GIVEN TASK:
Extract the records in full, leaving every picture out.

--

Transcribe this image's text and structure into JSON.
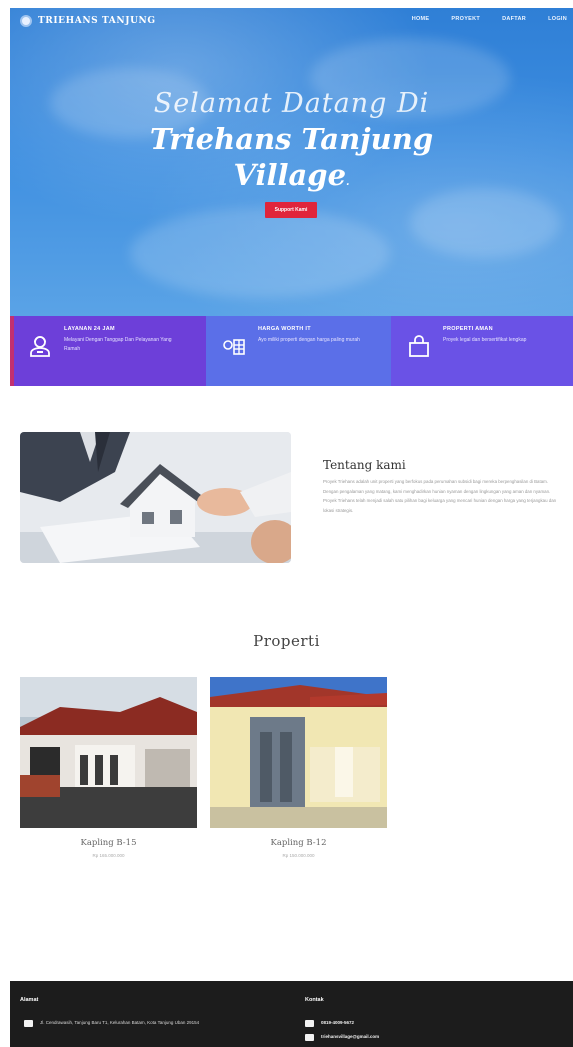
{
  "brand": {
    "name": "TRIEHANS TANJUNG"
  },
  "nav": {
    "items": [
      {
        "label": "HOME"
      },
      {
        "label": "PROYEKT"
      },
      {
        "label": "DAFTAR"
      },
      {
        "label": "LOGIN"
      }
    ]
  },
  "hero": {
    "line1": "Selamat Datang Di",
    "line2": "Triehans Tanjung",
    "line3": "Village",
    "cta": "Support Kami"
  },
  "features": [
    {
      "title": "LAYANAN 24 JAM",
      "desc": "Melayani Dengan Tanggap Dan Pelayanan Yang Ramah",
      "icon": "user-service-icon"
    },
    {
      "title": "HARGA WORTH IT",
      "desc": "Ayo miliki properti dengan harga paling murah",
      "icon": "price-tag-icon"
    },
    {
      "title": "PROPERTI AMAN",
      "desc": "Proyek legal dan bersertifikat lengkap",
      "icon": "shopping-bag-icon"
    }
  ],
  "about": {
    "title": "Tentang kami",
    "body": "Proyek Triehans adalah unit properti yang berfokus pada perumahan subsidi bagi mereka berpenghasilan di Batam. Dengan pengalaman yang matang, kami menghadirkan hunian nyaman dengan lingkungan yang aman dan nyaman. Proyek Triehans telah menjadi salah satu pilihan bagi keluarga yang mencari hunian dengan harga yang terjangkau dan lokasi strategis."
  },
  "properti": {
    "title": "Properti",
    "items": [
      {
        "name": "Kapling B-15",
        "price": "Rp 165.000.000"
      },
      {
        "name": "Kapling B-12",
        "price": "Rp 150.000.000"
      }
    ]
  },
  "footer": {
    "alamat_label": "Alamat",
    "alamat": "Jl. Cendrawasih, Tanjung Baru T1, Kelurahan Batam, Kota Tanjung Uban 29154",
    "kontak_label": "Kontak",
    "phone": "0819-4009-5672",
    "email": "triehansvillage@gmail.com"
  },
  "colors": {
    "hero_blue": "#3d8ee0",
    "cta_red": "#e0253b",
    "feature_purple": "#6d3fd9",
    "feature_blue": "#5b6fe8",
    "footer_bg": "#1c1c1c"
  }
}
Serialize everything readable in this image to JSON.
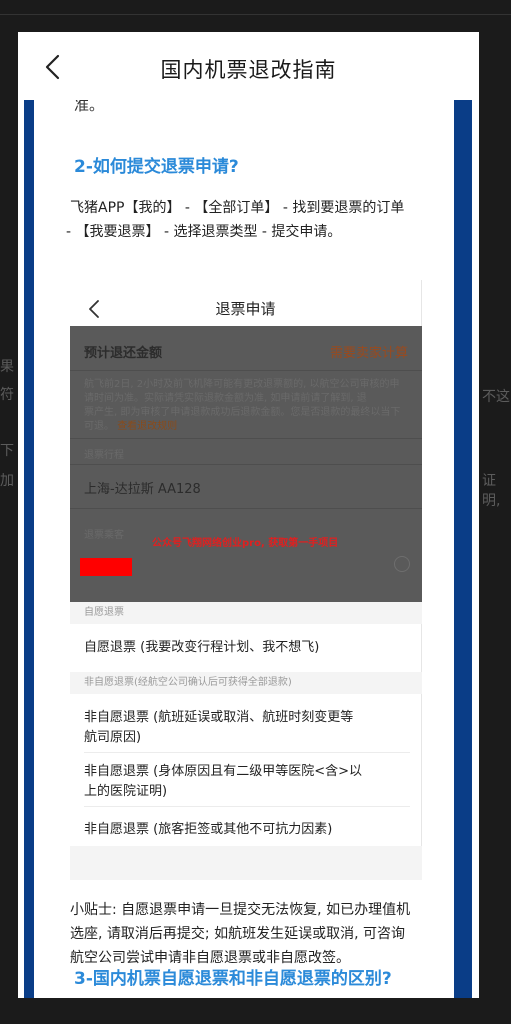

--

SOLUTION BELOW:
Transcribe this image's text and structure into JSON.
{
  "brand": {
    "name": "TRIEHANS TANJUNG"
  },
  "nav": {
    "items": [
      {
        "label": "HOME"
      },
      {
        "label": "PROYEKT"
      },
      {
        "label": "DAFTAR"
      },
      {
        "label": "LOGIN"
      }
    ]
  },
  "hero": {
    "line1": "Selamat Datang Di",
    "line2": "Triehans Tanjung",
    "line3": "Village",
    "cta": "Support Kami"
  },
  "features": [
    {
      "title": "LAYANAN 24 JAM",
      "desc": "Melayani Dengan Tanggap Dan Pelayanan Yang Ramah",
      "icon": "user-service-icon"
    },
    {
      "title": "HARGA WORTH IT",
      "desc": "Ayo miliki properti dengan harga paling murah",
      "icon": "price-tag-icon"
    },
    {
      "title": "PROPERTI AMAN",
      "desc": "Proyek legal dan bersertifikat lengkap",
      "icon": "shopping-bag-icon"
    }
  ],
  "about": {
    "title": "Tentang kami",
    "body": "Proyek Triehans adalah unit properti yang berfokus pada perumahan subsidi bagi mereka berpenghasilan di Batam. Dengan pengalaman yang matang, kami menghadirkan hunian nyaman dengan lingkungan yang aman dan nyaman. Proyek Triehans telah menjadi salah satu pilihan bagi keluarga yang mencari hunian dengan harga yang terjangkau dan lokasi strategis."
  },
  "properti": {
    "title": "Properti",
    "items": [
      {
        "name": "Kapling B-15",
        "price": "Rp 165.000.000"
      },
      {
        "name": "Kapling B-12",
        "price": "Rp 150.000.000"
      }
    ]
  },
  "footer": {
    "alamat_label": "Alamat",
    "alamat": "Jl. Cendrawasih, Tanjung Baru T1, Kelurahan Batam, Kota Tanjung Uban 29154",
    "kontak_label": "Kontak",
    "phone": "0819-4009-5672",
    "email": "triehansvillage@gmail.com"
  },
  "colors": {
    "hero_blue": "#3d8ee0",
    "cta_red": "#e0253b",
    "feature_purple": "#6d3fd9",
    "feature_blue": "#5b6fe8",
    "footer_bg": "#1c1c1c"
  }
}
Serialize everything readable in this image to JSON.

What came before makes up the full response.